REQUEST:
Search the entries below. Return every line that has "Management" in it.

[Data excerpts]
* * *
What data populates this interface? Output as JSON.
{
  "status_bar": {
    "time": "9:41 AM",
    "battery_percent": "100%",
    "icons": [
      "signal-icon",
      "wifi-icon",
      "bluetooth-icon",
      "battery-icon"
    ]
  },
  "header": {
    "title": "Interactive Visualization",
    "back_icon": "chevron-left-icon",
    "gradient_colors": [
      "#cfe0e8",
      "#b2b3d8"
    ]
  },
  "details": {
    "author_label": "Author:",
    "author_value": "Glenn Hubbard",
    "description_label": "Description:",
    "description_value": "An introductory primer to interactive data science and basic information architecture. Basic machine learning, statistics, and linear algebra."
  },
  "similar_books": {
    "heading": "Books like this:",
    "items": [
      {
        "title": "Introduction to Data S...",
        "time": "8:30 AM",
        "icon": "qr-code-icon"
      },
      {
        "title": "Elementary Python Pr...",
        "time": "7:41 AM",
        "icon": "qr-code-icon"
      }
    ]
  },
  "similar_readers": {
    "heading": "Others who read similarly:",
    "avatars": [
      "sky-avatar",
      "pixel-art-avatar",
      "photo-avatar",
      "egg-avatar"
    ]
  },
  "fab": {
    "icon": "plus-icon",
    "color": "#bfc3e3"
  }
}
* * *
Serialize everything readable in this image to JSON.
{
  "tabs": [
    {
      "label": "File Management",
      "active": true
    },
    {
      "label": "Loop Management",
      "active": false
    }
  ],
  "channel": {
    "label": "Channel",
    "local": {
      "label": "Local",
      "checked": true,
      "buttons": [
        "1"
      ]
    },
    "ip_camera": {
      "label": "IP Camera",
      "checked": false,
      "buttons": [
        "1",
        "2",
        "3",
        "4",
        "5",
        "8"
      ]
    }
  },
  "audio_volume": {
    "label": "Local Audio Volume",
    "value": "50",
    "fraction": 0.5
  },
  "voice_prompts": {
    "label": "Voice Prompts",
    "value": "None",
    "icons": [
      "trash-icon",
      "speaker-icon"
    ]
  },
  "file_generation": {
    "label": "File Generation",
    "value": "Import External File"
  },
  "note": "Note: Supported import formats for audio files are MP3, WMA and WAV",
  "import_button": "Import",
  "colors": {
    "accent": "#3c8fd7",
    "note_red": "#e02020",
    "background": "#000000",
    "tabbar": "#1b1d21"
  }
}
* * *
FULL RESPONSE:
      "label": "File Management",
      "label": "Loop Management",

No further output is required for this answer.